**What to do**: Pull every line with "title" from the entries below.

**Supplied entries**:
________

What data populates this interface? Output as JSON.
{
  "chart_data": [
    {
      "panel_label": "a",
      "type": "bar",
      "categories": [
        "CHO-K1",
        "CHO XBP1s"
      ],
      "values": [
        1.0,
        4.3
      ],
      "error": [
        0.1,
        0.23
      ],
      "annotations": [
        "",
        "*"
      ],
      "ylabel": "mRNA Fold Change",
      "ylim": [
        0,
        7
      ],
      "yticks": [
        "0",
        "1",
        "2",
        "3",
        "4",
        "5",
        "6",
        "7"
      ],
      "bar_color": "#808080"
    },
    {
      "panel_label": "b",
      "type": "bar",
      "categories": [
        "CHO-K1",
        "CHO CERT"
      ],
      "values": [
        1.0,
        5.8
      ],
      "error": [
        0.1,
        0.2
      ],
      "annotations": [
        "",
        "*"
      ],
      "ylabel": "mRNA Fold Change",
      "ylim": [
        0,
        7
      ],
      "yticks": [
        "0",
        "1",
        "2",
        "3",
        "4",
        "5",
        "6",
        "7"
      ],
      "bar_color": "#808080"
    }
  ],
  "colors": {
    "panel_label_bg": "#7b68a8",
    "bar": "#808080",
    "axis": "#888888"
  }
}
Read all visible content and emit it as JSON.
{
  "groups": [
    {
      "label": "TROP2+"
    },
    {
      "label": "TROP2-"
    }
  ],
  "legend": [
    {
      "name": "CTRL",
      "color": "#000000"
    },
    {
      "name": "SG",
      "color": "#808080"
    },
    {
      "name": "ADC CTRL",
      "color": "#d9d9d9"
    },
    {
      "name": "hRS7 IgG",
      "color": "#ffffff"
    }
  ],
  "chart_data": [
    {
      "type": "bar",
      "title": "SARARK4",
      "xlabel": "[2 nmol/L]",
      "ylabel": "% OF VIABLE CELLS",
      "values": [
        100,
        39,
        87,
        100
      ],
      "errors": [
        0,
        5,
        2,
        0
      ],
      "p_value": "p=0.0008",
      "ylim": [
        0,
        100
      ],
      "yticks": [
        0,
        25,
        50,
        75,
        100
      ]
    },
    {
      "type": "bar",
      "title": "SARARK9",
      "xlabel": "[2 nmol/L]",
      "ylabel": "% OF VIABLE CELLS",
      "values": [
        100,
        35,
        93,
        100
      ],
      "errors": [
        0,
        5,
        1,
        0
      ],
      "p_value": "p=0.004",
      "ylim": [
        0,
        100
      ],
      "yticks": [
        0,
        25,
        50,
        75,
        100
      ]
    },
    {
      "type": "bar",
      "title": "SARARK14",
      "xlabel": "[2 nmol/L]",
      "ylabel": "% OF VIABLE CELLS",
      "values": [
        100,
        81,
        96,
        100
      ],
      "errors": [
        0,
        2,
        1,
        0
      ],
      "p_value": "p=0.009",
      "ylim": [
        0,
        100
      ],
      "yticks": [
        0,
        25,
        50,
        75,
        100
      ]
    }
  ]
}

________

**Task solution**:
      "title": "SARARK4",
      "title": "SARARK9",
      "title": "SARARK14",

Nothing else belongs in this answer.